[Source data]
######
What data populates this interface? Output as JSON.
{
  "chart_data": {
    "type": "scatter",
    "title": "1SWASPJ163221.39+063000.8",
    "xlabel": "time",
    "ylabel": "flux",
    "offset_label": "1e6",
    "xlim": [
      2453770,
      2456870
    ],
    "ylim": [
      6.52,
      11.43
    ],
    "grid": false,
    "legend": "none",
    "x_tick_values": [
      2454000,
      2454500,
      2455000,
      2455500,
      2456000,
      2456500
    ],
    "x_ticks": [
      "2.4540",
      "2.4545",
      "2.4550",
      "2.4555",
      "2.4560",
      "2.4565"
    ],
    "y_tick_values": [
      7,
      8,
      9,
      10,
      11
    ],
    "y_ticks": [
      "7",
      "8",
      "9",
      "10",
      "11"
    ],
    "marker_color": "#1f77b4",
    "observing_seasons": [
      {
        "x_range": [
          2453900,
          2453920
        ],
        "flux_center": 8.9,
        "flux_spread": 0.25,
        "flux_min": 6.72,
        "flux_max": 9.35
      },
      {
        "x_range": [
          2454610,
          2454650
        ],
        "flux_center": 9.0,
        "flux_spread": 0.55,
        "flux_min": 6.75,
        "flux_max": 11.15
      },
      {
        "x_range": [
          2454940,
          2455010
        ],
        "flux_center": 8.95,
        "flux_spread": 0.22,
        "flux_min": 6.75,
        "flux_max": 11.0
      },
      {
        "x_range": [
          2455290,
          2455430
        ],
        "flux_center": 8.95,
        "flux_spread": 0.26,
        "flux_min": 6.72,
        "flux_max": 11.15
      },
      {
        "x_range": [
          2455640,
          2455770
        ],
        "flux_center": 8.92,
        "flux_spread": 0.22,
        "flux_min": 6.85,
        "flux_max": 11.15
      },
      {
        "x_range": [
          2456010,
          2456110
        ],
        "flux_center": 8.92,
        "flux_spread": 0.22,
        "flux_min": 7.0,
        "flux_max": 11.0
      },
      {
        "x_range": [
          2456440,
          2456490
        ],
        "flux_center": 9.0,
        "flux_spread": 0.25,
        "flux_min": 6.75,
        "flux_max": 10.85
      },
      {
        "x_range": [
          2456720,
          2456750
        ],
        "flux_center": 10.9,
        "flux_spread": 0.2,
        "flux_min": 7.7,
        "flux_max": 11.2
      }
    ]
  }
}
######
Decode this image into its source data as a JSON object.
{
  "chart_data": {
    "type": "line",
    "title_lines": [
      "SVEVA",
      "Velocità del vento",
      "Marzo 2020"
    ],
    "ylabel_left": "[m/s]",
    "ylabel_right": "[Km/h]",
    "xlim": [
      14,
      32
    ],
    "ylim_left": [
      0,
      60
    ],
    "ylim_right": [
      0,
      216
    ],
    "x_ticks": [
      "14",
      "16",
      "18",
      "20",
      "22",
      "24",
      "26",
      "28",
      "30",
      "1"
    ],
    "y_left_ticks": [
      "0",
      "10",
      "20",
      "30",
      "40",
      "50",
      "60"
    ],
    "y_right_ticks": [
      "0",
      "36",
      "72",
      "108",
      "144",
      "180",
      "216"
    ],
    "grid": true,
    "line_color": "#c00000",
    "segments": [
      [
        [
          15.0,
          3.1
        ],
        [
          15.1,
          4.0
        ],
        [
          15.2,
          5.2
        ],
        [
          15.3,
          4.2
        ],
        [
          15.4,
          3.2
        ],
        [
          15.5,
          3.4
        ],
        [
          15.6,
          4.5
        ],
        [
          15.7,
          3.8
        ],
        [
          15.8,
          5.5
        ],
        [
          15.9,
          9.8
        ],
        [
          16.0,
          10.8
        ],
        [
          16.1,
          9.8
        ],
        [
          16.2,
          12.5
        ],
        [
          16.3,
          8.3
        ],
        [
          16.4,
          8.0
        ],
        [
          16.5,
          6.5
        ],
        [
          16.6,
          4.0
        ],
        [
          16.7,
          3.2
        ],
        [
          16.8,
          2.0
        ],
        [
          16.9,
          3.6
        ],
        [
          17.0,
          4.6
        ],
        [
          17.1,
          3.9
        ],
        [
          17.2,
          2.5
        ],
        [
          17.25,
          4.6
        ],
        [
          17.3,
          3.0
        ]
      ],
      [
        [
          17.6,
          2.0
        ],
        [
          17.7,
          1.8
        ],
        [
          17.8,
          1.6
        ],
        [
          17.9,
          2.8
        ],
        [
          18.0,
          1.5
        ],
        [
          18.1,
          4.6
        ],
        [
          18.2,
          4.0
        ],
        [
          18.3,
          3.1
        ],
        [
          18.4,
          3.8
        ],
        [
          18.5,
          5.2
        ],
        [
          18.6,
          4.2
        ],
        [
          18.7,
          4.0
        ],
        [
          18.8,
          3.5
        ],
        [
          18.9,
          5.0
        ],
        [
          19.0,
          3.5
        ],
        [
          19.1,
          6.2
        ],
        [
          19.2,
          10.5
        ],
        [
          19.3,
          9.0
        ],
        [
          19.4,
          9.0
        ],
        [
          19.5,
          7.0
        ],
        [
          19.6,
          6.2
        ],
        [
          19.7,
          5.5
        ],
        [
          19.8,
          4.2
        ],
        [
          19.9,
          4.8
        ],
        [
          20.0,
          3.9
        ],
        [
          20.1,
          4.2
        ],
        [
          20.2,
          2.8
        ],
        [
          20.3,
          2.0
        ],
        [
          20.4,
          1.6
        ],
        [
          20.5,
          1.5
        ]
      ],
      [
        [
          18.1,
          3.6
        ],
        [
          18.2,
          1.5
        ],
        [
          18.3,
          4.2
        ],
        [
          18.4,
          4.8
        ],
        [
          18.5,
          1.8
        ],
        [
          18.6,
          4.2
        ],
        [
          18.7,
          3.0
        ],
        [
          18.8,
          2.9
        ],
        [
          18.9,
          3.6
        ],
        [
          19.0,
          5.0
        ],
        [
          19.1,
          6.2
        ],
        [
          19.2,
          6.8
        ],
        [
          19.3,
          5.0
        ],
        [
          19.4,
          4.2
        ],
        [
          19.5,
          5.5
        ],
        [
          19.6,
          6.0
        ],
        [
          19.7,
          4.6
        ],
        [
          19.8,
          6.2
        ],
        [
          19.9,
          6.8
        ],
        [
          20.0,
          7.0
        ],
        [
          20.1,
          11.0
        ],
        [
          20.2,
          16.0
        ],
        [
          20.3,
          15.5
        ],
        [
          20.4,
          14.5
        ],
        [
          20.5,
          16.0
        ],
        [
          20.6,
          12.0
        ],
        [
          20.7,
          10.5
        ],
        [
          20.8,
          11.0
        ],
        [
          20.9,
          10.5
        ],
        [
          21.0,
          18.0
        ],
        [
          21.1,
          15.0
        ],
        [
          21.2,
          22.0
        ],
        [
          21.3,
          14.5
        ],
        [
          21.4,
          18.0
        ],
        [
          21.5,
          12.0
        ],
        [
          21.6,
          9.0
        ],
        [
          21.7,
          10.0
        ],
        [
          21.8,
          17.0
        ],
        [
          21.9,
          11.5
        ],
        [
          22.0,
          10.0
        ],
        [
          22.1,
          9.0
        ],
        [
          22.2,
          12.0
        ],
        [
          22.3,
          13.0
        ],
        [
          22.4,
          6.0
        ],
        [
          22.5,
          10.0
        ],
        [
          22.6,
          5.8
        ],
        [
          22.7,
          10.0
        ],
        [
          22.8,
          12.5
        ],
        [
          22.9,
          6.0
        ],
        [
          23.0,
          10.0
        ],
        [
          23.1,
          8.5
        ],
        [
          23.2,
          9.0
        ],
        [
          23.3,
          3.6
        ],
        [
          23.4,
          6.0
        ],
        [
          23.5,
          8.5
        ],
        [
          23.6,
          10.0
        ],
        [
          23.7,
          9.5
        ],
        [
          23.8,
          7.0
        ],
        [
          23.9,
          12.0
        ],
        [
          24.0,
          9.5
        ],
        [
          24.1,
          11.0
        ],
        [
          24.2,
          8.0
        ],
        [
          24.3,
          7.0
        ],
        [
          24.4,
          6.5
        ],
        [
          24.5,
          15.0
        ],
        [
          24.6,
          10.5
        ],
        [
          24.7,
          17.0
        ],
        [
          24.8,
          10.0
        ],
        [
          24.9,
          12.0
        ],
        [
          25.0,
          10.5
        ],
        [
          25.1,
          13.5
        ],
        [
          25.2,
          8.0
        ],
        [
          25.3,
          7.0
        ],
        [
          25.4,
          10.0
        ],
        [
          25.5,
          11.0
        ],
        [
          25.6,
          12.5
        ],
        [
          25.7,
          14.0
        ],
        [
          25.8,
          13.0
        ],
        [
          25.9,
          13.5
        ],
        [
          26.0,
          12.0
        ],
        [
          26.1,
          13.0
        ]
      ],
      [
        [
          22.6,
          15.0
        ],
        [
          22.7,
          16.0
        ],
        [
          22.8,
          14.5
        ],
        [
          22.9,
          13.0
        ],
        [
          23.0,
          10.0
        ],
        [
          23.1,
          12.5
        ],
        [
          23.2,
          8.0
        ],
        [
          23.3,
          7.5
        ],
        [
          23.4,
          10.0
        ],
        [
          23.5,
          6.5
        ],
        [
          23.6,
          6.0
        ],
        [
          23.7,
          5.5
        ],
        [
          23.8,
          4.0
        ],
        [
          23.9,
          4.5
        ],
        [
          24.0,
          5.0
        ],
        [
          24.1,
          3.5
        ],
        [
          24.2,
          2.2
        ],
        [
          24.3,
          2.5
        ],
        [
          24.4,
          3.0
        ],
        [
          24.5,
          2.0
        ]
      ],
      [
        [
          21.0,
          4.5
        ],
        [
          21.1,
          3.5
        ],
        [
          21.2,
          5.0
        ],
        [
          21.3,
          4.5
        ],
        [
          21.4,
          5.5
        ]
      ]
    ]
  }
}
######
> [Your task]: Scan the lines for the string "JSON". Pick out every line that has it.

> [Result of the task]:
What data populates this interface? Output as JSON.
Decode this image into its source data as a JSON object.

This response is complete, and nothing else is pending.